-- Exercise prompt --
Check every line for the word "whose" and state how many lines have it. Reply with the number alone.

━━━━━━━━━━━━━━━━━━━━━━━━━━━━━━

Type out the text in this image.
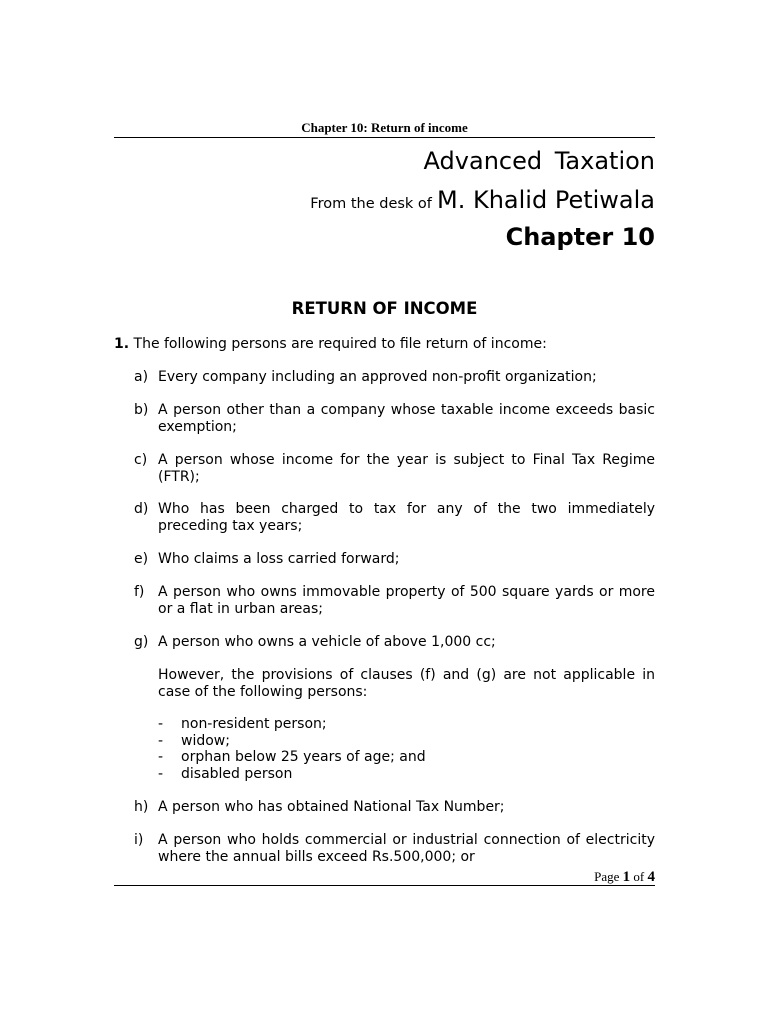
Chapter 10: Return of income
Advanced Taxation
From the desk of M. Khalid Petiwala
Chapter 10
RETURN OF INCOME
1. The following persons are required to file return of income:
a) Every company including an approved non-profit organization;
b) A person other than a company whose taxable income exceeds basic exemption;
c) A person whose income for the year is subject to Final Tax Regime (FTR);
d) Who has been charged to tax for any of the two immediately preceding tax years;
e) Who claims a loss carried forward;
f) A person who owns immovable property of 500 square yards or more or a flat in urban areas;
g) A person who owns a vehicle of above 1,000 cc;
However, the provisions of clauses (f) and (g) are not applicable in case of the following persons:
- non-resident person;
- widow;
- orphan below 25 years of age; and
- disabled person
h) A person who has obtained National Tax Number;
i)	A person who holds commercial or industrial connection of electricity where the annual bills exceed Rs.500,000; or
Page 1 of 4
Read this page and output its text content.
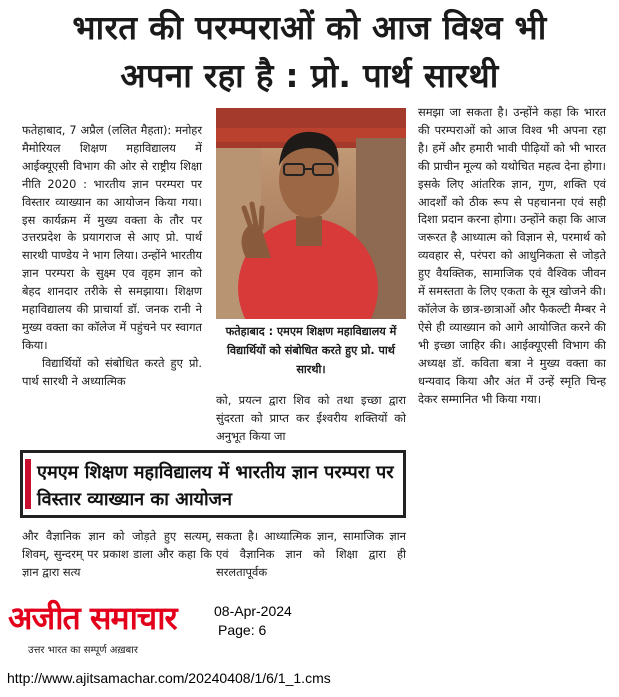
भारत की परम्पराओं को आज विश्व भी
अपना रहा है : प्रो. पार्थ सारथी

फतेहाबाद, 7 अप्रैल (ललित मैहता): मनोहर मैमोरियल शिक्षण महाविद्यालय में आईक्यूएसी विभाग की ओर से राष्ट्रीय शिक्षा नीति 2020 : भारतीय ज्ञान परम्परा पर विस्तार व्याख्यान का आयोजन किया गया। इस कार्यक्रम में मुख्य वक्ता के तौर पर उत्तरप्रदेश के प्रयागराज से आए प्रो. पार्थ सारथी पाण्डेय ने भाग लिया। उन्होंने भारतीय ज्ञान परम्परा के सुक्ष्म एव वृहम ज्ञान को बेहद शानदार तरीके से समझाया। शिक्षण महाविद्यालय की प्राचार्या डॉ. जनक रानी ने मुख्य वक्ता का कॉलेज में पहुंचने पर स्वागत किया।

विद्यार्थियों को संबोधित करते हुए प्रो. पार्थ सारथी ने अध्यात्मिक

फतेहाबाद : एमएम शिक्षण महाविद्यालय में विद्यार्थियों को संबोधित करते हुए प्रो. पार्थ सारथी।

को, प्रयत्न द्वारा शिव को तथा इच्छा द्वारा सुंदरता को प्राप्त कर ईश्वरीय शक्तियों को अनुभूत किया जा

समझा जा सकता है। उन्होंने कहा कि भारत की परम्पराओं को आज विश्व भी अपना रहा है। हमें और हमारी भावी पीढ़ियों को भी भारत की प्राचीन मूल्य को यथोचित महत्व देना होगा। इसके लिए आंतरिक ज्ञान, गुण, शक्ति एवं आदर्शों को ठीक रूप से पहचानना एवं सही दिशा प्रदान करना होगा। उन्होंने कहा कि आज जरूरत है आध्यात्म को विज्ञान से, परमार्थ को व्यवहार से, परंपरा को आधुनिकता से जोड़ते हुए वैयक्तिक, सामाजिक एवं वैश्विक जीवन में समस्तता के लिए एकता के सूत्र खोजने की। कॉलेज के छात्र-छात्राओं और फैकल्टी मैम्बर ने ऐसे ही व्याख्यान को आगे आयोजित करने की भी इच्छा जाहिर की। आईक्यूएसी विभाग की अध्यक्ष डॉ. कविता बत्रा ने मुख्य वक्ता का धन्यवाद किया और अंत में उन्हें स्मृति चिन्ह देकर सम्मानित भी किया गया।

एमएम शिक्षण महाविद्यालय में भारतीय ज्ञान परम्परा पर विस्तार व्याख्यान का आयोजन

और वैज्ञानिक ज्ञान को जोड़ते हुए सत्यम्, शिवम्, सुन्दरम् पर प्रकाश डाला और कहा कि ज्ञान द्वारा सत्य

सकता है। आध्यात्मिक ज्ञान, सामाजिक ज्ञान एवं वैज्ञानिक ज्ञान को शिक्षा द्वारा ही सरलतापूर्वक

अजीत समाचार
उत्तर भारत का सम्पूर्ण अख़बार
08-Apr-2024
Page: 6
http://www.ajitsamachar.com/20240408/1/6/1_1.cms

━━━━━━━━━━━━━━━━━━━━━━━━━━━━━━

-- Answer to this task --
2